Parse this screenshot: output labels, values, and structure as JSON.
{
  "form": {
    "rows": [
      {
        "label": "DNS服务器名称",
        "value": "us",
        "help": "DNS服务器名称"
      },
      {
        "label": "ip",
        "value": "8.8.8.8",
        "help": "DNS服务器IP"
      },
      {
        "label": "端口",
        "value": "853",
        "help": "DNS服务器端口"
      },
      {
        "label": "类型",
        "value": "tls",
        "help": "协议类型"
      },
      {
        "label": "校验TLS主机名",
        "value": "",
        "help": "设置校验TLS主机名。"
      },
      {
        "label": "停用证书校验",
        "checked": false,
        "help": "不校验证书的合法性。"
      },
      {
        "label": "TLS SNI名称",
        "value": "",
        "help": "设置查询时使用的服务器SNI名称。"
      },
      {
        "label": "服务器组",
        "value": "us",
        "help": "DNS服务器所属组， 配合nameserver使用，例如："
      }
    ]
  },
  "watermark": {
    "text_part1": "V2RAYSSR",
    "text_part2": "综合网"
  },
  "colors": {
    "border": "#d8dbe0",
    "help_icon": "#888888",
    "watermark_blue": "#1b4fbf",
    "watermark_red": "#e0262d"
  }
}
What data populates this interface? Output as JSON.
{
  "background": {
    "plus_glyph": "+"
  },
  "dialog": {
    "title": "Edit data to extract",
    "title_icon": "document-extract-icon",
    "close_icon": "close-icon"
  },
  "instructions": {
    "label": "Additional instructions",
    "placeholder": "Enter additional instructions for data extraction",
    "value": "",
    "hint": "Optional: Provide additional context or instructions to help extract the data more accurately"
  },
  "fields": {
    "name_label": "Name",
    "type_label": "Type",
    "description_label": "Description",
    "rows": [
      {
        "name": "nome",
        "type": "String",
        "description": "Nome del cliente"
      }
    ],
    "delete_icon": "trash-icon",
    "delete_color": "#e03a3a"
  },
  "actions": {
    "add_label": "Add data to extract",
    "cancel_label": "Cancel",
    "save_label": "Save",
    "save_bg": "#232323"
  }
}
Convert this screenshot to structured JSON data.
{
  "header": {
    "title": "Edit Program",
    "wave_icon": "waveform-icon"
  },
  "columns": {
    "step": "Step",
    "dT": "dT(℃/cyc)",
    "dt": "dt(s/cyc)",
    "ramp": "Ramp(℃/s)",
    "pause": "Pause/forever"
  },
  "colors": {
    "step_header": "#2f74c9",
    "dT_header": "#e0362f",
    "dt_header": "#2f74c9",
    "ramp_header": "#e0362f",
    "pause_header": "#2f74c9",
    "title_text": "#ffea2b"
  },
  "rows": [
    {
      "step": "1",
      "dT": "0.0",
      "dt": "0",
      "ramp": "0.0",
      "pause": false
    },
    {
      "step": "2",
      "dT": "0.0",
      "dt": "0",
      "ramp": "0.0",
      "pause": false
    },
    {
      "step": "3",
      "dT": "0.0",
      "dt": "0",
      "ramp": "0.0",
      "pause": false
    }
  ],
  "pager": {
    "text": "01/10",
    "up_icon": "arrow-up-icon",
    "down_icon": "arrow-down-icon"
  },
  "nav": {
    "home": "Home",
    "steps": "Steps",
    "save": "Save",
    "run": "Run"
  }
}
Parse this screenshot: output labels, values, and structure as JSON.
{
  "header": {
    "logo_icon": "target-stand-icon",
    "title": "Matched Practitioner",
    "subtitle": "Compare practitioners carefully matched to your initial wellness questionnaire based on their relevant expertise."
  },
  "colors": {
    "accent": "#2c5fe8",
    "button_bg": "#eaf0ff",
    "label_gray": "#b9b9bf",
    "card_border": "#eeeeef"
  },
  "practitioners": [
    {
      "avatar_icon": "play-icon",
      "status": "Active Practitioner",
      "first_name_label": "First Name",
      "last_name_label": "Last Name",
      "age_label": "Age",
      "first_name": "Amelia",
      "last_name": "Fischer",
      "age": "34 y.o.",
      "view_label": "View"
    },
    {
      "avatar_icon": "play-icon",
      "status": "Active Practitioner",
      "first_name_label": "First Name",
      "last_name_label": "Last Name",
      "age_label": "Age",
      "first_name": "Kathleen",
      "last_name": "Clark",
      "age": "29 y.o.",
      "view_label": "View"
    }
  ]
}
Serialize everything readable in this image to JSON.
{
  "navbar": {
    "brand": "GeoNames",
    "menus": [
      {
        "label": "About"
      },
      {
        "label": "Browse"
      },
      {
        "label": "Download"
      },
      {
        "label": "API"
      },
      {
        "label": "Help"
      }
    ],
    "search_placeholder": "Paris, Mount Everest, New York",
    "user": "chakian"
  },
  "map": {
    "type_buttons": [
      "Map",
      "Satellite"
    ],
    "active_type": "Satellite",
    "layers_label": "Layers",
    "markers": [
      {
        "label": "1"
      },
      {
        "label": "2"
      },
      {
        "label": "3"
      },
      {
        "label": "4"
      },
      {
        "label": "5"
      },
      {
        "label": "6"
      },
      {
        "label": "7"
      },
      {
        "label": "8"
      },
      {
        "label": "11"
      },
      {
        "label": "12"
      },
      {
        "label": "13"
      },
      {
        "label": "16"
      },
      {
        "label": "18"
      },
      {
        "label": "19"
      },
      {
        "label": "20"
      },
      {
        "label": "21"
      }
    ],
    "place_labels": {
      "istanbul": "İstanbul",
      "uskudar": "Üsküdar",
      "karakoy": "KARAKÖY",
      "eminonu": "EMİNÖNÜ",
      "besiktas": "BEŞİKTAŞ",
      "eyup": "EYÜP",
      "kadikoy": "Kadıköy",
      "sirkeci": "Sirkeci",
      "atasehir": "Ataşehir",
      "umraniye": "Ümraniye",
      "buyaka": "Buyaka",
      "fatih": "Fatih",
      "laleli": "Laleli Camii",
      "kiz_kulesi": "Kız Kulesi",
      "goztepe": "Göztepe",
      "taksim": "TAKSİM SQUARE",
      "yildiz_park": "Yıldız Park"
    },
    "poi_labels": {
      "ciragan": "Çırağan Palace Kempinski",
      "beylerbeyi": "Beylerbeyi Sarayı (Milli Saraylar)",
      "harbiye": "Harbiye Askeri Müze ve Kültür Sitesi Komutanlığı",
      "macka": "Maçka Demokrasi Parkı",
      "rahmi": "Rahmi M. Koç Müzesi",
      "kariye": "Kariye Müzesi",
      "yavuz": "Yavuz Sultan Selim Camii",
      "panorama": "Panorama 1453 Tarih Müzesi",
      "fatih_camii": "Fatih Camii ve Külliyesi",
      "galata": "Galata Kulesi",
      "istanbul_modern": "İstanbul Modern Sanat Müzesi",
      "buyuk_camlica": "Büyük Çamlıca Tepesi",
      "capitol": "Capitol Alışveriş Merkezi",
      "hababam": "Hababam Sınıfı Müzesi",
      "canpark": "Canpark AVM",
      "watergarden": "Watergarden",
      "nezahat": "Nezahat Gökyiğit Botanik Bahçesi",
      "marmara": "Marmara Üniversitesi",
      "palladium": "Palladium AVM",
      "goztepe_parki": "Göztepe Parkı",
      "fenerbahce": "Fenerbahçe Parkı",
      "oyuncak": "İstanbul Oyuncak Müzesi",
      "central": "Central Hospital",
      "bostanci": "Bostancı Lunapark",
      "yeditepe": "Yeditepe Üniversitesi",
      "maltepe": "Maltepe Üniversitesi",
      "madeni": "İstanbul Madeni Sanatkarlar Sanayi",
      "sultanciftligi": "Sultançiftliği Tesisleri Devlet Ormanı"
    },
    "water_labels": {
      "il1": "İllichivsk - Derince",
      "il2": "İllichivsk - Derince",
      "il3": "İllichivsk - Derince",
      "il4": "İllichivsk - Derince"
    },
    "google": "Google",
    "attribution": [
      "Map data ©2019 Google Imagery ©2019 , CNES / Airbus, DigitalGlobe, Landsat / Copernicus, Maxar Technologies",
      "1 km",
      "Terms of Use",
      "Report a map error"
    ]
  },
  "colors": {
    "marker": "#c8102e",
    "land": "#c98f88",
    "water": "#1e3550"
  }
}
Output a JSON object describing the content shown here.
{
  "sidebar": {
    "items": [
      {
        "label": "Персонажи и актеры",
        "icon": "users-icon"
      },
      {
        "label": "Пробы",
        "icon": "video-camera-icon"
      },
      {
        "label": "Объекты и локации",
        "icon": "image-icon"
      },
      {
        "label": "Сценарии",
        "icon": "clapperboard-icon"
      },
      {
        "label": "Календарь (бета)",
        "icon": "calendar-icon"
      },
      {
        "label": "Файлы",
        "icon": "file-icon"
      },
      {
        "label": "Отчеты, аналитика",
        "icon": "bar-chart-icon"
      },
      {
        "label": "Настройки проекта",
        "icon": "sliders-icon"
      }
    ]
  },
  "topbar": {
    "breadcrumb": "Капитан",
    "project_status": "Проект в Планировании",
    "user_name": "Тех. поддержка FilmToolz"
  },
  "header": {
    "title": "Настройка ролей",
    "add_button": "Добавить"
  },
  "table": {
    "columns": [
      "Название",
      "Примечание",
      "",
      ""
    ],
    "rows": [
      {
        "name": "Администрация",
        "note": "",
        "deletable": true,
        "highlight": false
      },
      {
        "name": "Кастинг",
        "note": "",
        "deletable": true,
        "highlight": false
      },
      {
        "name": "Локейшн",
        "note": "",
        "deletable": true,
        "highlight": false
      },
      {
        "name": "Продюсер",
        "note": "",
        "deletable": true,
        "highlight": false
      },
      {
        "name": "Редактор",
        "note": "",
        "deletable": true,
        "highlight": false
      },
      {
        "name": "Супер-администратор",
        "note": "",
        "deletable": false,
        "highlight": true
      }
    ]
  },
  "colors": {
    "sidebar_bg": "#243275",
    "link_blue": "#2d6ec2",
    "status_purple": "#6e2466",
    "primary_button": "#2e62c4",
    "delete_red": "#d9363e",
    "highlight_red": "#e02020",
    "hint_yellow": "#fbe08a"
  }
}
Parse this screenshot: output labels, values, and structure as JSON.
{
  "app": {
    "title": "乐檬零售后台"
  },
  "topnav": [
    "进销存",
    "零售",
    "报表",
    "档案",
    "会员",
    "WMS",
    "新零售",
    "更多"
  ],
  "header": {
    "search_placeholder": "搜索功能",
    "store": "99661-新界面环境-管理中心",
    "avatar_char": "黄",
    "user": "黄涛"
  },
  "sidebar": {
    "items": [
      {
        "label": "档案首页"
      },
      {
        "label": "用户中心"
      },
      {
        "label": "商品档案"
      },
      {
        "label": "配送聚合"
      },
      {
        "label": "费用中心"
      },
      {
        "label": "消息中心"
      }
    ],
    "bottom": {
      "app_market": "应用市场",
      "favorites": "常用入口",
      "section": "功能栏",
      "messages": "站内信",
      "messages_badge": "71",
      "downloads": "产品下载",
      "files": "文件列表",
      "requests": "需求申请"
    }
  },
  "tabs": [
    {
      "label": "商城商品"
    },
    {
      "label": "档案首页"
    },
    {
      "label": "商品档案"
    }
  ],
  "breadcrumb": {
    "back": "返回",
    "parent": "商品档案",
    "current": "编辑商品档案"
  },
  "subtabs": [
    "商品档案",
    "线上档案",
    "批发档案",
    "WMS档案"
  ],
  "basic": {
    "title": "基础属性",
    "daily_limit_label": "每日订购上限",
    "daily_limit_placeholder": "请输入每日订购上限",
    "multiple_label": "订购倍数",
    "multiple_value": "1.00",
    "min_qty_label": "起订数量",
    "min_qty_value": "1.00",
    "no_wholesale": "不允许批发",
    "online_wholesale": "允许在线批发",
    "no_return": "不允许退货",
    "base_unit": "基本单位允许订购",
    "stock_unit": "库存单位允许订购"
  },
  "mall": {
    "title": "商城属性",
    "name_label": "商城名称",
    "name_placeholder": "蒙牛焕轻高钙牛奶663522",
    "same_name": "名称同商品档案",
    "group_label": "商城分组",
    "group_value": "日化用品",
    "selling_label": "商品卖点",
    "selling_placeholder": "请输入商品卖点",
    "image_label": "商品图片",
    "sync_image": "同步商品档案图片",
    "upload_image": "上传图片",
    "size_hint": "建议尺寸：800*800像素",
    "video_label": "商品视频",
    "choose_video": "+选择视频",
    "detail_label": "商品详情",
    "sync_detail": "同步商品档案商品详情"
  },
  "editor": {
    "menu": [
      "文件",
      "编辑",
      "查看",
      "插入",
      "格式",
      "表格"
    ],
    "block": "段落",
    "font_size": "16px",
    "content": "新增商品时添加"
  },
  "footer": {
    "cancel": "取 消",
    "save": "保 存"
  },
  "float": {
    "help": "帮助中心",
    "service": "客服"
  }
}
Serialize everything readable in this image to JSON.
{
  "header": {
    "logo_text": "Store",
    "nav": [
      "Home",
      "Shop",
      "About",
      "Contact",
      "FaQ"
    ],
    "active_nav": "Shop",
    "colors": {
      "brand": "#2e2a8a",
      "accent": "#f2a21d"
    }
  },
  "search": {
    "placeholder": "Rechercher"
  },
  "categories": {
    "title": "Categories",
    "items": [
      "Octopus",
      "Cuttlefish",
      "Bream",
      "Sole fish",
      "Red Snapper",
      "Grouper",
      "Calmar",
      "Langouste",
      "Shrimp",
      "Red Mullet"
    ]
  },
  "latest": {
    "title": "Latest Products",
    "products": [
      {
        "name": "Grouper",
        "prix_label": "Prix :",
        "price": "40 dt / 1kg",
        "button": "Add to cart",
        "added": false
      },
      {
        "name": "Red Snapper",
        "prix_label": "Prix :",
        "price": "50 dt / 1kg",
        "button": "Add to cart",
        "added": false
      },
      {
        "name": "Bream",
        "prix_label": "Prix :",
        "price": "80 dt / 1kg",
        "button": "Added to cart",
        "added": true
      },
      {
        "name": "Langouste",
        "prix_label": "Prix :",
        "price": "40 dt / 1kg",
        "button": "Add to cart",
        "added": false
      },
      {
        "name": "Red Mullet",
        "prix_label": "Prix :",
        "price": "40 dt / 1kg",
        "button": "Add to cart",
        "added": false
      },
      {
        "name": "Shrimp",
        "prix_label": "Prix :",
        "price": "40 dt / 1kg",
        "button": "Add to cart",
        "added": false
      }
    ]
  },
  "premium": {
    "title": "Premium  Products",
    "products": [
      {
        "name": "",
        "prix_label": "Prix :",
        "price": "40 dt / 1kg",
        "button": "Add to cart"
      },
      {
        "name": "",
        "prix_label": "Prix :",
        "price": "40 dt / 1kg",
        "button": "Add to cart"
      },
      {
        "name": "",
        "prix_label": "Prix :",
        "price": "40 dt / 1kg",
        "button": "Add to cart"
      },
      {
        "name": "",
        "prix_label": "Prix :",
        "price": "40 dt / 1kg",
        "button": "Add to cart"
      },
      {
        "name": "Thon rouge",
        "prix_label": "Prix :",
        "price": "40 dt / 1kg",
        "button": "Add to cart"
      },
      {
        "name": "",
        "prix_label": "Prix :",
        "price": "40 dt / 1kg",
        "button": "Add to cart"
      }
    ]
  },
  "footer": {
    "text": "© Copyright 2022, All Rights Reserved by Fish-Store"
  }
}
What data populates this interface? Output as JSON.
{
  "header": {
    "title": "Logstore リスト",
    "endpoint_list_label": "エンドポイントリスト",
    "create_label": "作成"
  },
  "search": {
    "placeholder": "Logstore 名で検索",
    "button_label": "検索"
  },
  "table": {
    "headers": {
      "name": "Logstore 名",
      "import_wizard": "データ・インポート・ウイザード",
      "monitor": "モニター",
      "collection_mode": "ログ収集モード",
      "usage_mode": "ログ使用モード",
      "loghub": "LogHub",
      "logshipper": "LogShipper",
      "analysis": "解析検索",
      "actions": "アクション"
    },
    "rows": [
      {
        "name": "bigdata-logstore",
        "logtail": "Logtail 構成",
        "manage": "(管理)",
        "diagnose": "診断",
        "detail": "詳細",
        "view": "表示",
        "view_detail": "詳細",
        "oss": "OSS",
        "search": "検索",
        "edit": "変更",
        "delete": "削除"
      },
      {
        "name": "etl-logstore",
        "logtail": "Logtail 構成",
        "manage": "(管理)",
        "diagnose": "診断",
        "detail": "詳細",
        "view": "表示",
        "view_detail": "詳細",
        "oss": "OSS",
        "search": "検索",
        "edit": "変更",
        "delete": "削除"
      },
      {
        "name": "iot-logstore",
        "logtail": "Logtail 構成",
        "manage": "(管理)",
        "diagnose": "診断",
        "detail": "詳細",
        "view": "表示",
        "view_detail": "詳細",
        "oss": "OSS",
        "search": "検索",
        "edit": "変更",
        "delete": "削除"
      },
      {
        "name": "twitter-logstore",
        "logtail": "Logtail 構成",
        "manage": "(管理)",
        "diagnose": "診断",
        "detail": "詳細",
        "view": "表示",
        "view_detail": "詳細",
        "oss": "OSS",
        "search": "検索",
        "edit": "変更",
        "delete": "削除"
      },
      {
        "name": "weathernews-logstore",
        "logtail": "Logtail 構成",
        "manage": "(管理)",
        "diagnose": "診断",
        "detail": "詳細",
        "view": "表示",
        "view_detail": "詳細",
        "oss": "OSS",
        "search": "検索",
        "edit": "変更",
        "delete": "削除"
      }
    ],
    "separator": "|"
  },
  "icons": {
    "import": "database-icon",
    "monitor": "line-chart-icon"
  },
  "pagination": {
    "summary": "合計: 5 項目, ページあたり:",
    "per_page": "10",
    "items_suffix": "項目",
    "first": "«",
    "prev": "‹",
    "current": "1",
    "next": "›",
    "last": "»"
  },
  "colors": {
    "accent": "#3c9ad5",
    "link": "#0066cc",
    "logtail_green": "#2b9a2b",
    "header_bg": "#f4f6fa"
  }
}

##############################

→ Your goal
Tally the lines in the entries above that hold the word "monitor". Reply with nothing but that count.

→ Exercise solution
2